### DATASET EXCERPTS

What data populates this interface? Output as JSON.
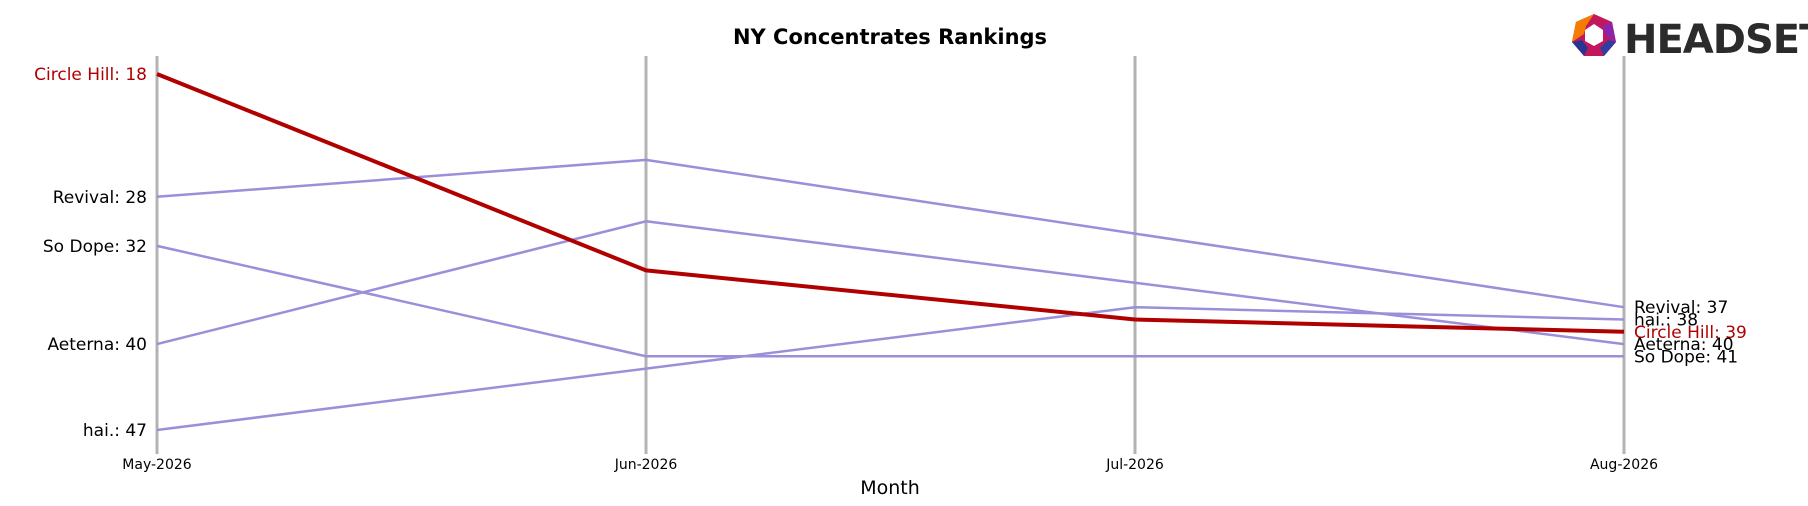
{
  "chart_data": {
    "type": "line",
    "title": "NY Concentrates Rankings",
    "xlabel": "Month",
    "ylabel": "",
    "x": [
      "May-2026",
      "Jun-2026",
      "Jul-2026",
      "Aug-2026"
    ],
    "y_inverted": true,
    "ylim": [
      48,
      17
    ],
    "grid": false,
    "series": [
      {
        "name": "Circle Hill",
        "values": [
          18,
          34,
          38,
          39
        ],
        "color": "#b00000",
        "highlight": true
      },
      {
        "name": "Revival",
        "values": [
          28,
          25,
          31,
          37
        ],
        "color": "#9b8fd9",
        "highlight": false
      },
      {
        "name": "So Dope",
        "values": [
          32,
          41,
          41,
          41
        ],
        "color": "#9b8fd9",
        "highlight": false
      },
      {
        "name": "Aeterna",
        "values": [
          40,
          30,
          35,
          40
        ],
        "color": "#9b8fd9",
        "highlight": false
      },
      {
        "name": "hai.",
        "values": [
          47,
          42,
          37,
          38
        ],
        "color": "#9b8fd9",
        "highlight": false
      }
    ]
  },
  "logo": {
    "text": "HEADSET"
  },
  "colors": {
    "highlight": "#b00000",
    "others": "#9b8fd9",
    "vline": "#b3b3b3"
  }
}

######

| WHAT THE EXERCISE ASKS |
Quote the preceding listing precisely and completely, omitting its images.

| OUTPUT FOR THIS TASK |
What data populates this interface? Output as JSON.
{
  "chart_data": {
    "type": "line",
    "title": "NY Concentrates Rankings",
    "xlabel": "Month",
    "ylabel": "",
    "x": [
      "May-2026",
      "Jun-2026",
      "Jul-2026",
      "Aug-2026"
    ],
    "y_inverted": true,
    "ylim": [
      48,
      17
    ],
    "grid": false,
    "series": [
      {
        "name": "Circle Hill",
        "values": [
          18,
          34,
          38,
          39
        ],
        "color": "#b00000",
        "highlight": true
      },
      {
        "name": "Revival",
        "values": [
          28,
          25,
          31,
          37
        ],
        "color": "#9b8fd9",
        "highlight": false
      },
      {
        "name": "So Dope",
        "values": [
          32,
          41,
          41,
          41
        ],
        "color": "#9b8fd9",
        "highlight": false
      },
      {
        "name": "Aeterna",
        "values": [
          40,
          30,
          35,
          40
        ],
        "color": "#9b8fd9",
        "highlight": false
      },
      {
        "name": "hai.",
        "values": [
          47,
          42,
          37,
          38
        ],
        "color": "#9b8fd9",
        "highlight": false
      }
    ]
  },
  "logo": {
    "text": "HEADSET"
  },
  "colors": {
    "highlight": "#b00000",
    "others": "#9b8fd9",
    "vline": "#b3b3b3"
  }
}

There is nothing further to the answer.